SHORT PROBLEM
What you return should match every record exactly, with the images removed.

DATA EXTRACT
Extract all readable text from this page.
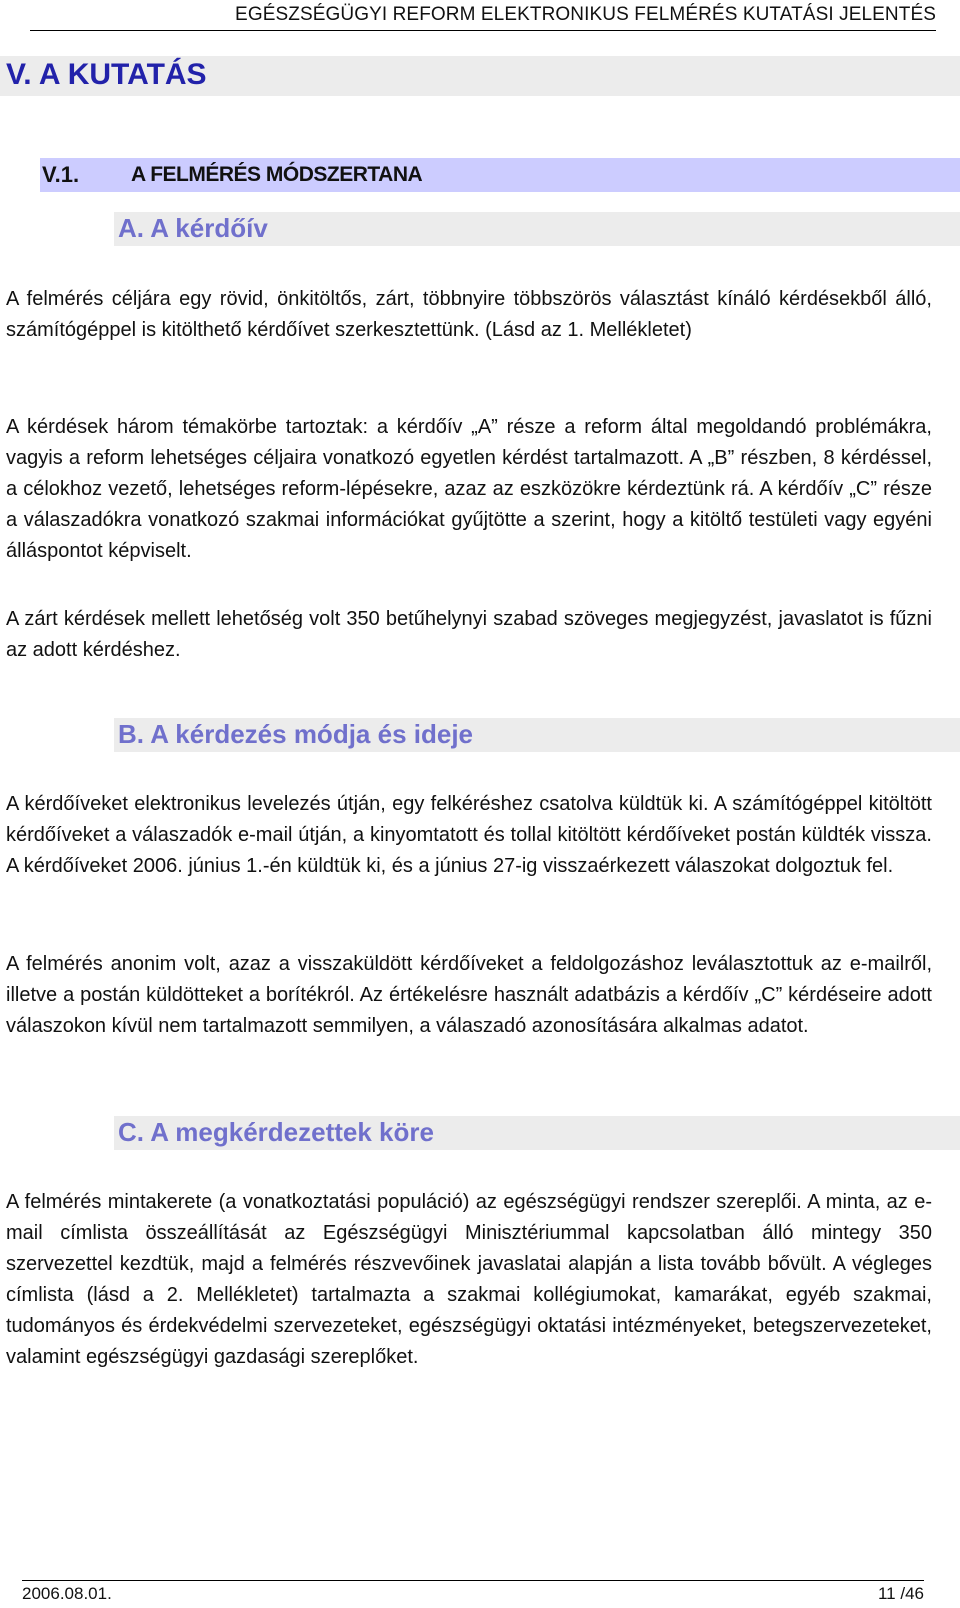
EGÉSZSÉGÜGYI REFORM ELEKTRONIKUS FELMÉRÉS KUTATÁSI JELENTÉS
V. A KUTATÁS
V.1. A FELMÉRÉS MÓDSZERTANA
A. A kérdőív

A felmérés céljára egy rövid, önkitöltős, zárt, többnyire többszörös választást kínáló kérdésekből álló, számítógéppel is kitölthető kérdőívet szerkesztettünk. (Lásd az 1. Mellékletet)

A kérdések három témakörbe tartoztak: a kérdőív „A” része a reform által megoldandó problémákra, vagyis a reform lehetséges céljaira vonatkozó egyetlen kérdést tartalmazott. A „B” részben, 8 kérdéssel, a célokhoz vezető, lehetséges reform-lépésekre, azaz az eszközökre kérdeztünk rá. A kérdőív „C” része a válaszadókra vonatkozó szakmai információkat gyűjtötte a szerint, hogy a kitöltő testületi vagy egyéni álláspontot képviselt.

A zárt kérdések mellett lehetőség volt 350 betűhelynyi szabad szöveges megjegyzést, javaslatot is fűzni az adott kérdéshez.

B. A kérdezés módja és ideje

A kérdőíveket elektronikus levelezés útján, egy felkéréshez csatolva küldtük ki. A számítógéppel kitöltött kérdőíveket a válaszadók e-mail útján, a kinyomtatott és tollal kitöltött kérdőíveket postán küldték vissza. A kérdőíveket 2006. június 1.-én küldtük ki, és a június 27-ig visszaérkezett válaszokat dolgoztuk fel.

A felmérés anonim volt, azaz a visszaküldött kérdőíveket a feldolgozáshoz leválasztottuk az e-mailről, illetve a postán küldötteket a borítékról. Az értékelésre használt adatbázis a kérdőív „C” kérdéseire adott válaszokon kívül nem tartalmazott semmilyen, a válaszadó azonosítására alkalmas adatot.

C. A megkérdezettek köre

A felmérés mintakerete (a vonatkoztatási populáció) az egészségügyi rendszer szereplői. A minta, az e-mail címlista összeállítását az Egészségügyi Minisztériummal kapcsolatban álló mintegy 350 szervezettel kezdtük, majd a felmérés részvevőinek javaslatai alapján a lista tovább bővült. A végleges címlista (lásd a 2. Mellékletet) tartalmazta a szakmai kollégiumokat, kamarákat, egyéb szakmai, tudományos és érdekvédelmi szervezeteket, egészségügyi oktatási intézményeket, betegszervezeteket, valamint egészségügyi gazdasági szereplőket.

2006.08.01.	11 /46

RESULT FOR THIS EXERCISE
Extract all readable text from this page.
EGÉSZSÉGÜGYI REFORM ELEKTRONIKUS FELMÉRÉS KUTATÁSI JELENTÉS
V. A KUTATÁS
V.1. A FELMÉRÉS MÓDSZERTANA
A. A kérdőív

A felmérés céljára egy rövid, önkitöltős, zárt, többnyire többszörös választást kínáló kérdésekből álló, számítógéppel is kitölthető kérdőívet szerkesztettünk. (Lásd az 1. Mellékletet)

A kérdések három témakörbe tartoztak: a kérdőív „A” része a reform által megoldandó problémákra, vagyis a reform lehetséges céljaira vonatkozó egyetlen kérdést tartalmazott. A „B” részben, 8 kérdéssel, a célokhoz vezető, lehetséges reform-lépésekre, azaz az eszközökre kérdeztünk rá. A kérdőív „C” része a válaszadókra vonatkozó szakmai információkat gyűjtötte a szerint, hogy a kitöltő testületi vagy egyéni álláspontot képviselt.

A zárt kérdések mellett lehetőség volt 350 betűhelynyi szabad szöveges megjegyzést, javaslatot is fűzni az adott kérdéshez.

B. A kérdezés módja és ideje

A kérdőíveket elektronikus levelezés útján, egy felkéréshez csatolva küldtük ki. A számítógéppel kitöltött kérdőíveket a válaszadók e-mail útján, a kinyomtatott és tollal kitöltött kérdőíveket postán küldték vissza. A kérdőíveket 2006. június 1.-én küldtük ki, és a június 27-ig visszaérkezett válaszokat dolgoztuk fel.

A felmérés anonim volt, azaz a visszaküldött kérdőíveket a feldolgozáshoz leválasztottuk az e-mailről, illetve a postán küldötteket a borítékról. Az értékelésre használt adatbázis a kérdőív „C” kérdéseire adott válaszokon kívül nem tartalmazott semmilyen, a válaszadó azonosítására alkalmas adatot.

C. A megkérdezettek köre

A felmérés mintakerete (a vonatkoztatási populáció) az egészségügyi rendszer szereplői. A minta, az e-mail címlista összeállítását az Egészségügyi Minisztériummal kapcsolatban álló mintegy 350 szervezettel kezdtük, majd a felmérés részvevőinek javaslatai alapján a lista tovább bővült. A végleges címlista (lásd a 2. Mellékletet) tartalmazta a szakmai kollégiumokat, kamarákat, egyéb szakmai, tudományos és érdekvédelmi szervezeteket, egészségügyi oktatási intézményeket, betegszervezeteket, valamint egészségügyi gazdasági szereplőket.

2006.08.01.	11 /46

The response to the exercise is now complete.